◆ **EXERCISE GOAL**:
Scan the lines below; pull out those with "your".

◆ **MATERIAL FOR THIS EXERCISE**:

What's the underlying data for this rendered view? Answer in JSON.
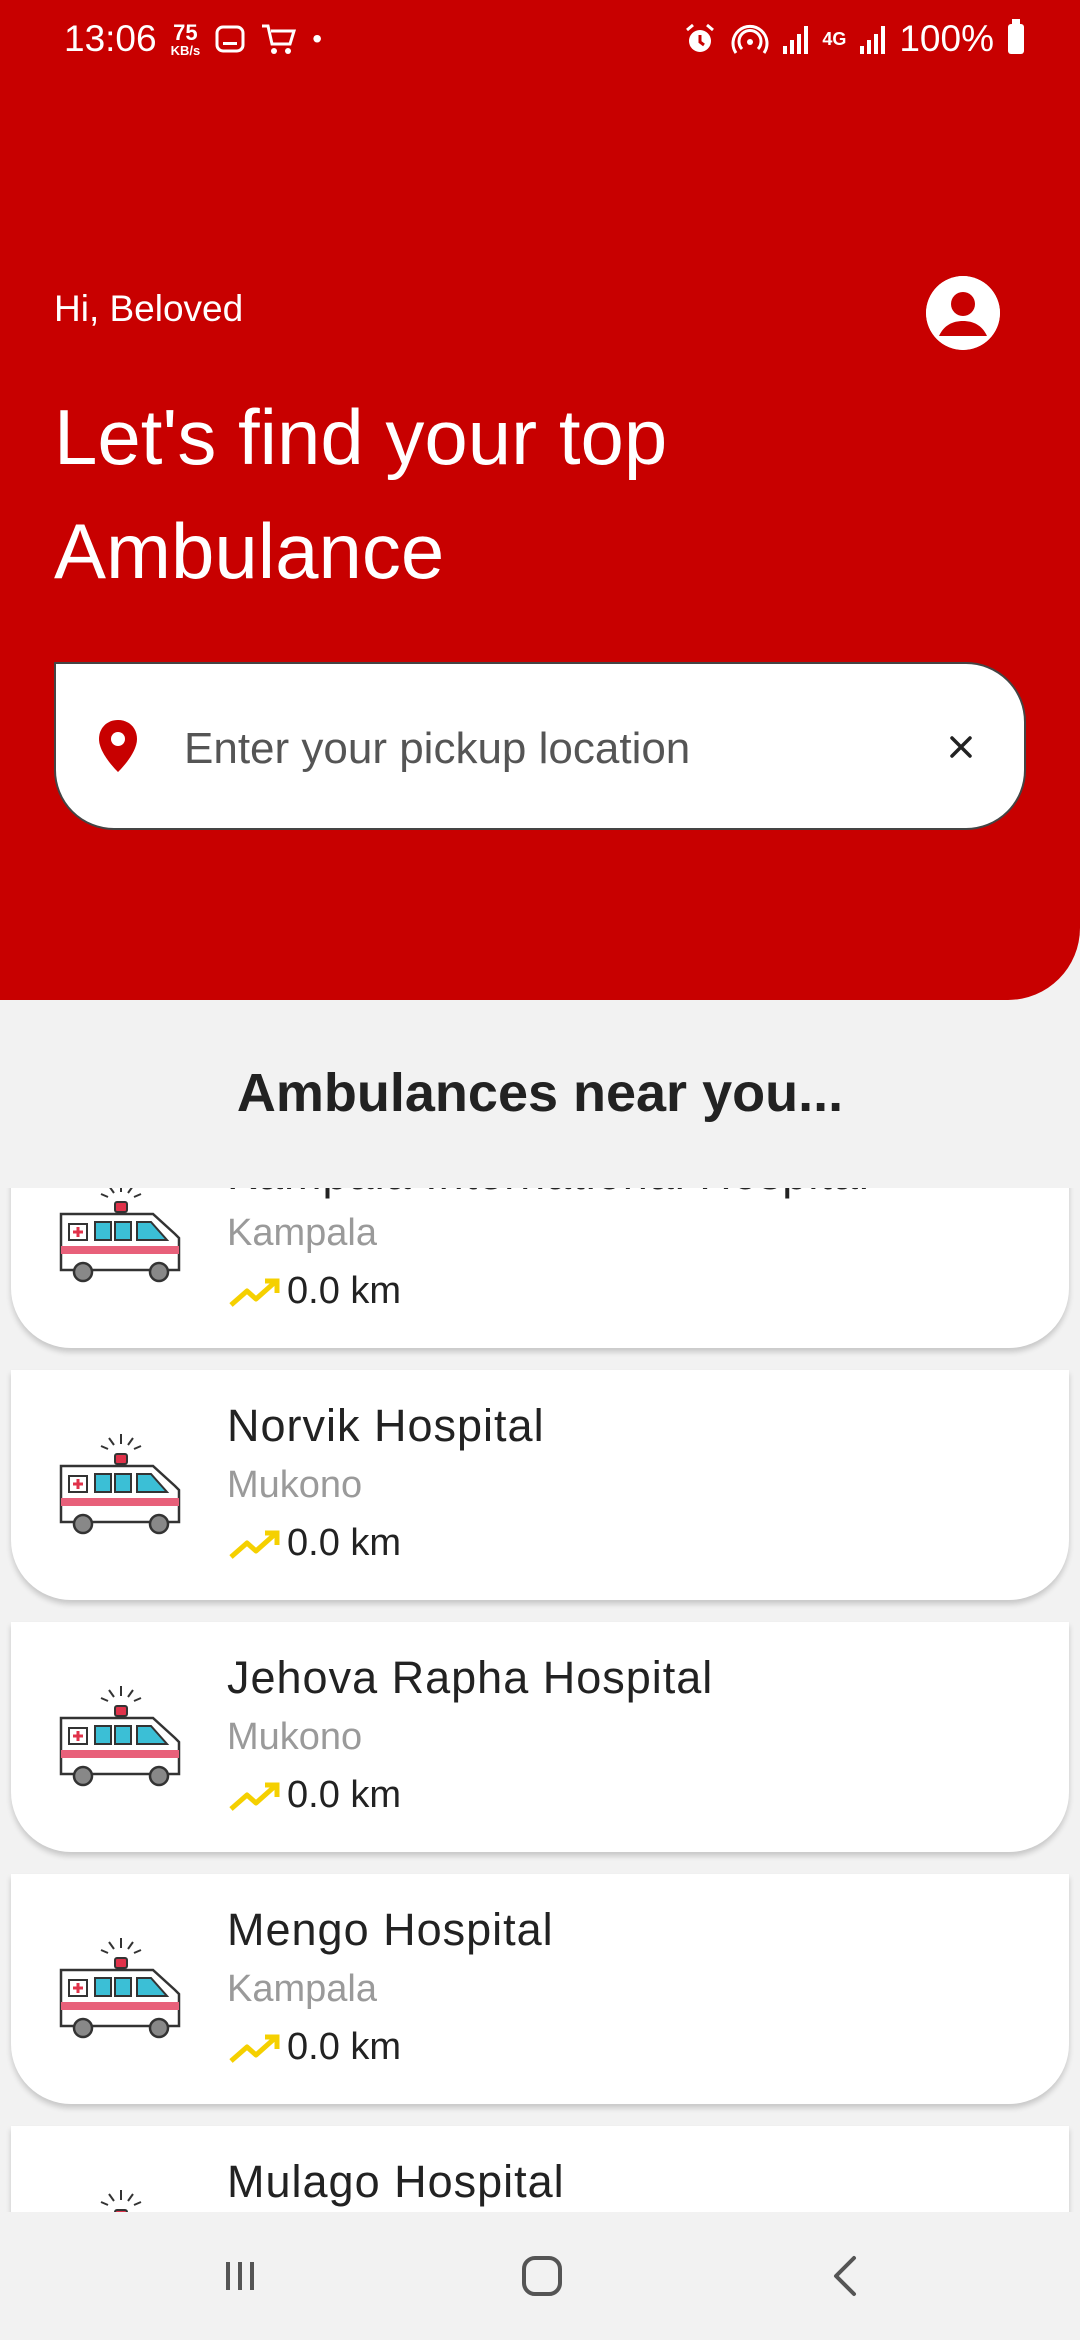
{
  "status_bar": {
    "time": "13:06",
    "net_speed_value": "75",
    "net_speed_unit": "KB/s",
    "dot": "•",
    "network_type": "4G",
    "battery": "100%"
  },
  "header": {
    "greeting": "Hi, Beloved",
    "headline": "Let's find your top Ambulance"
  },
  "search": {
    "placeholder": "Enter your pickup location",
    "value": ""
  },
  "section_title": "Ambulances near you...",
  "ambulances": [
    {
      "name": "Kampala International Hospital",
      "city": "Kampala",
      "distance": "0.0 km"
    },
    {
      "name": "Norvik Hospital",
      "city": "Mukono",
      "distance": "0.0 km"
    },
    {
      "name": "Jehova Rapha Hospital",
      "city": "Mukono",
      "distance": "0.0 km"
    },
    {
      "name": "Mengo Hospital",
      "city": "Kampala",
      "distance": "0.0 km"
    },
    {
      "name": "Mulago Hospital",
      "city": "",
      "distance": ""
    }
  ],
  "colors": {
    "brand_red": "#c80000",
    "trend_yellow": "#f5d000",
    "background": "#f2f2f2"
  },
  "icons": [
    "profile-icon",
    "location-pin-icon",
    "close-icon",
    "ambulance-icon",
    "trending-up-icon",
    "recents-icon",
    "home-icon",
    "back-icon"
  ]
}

◆ **FULL ANSWER**:
    "headline": "Let's find your top Ambulance"
    "placeholder": "Enter your pickup location",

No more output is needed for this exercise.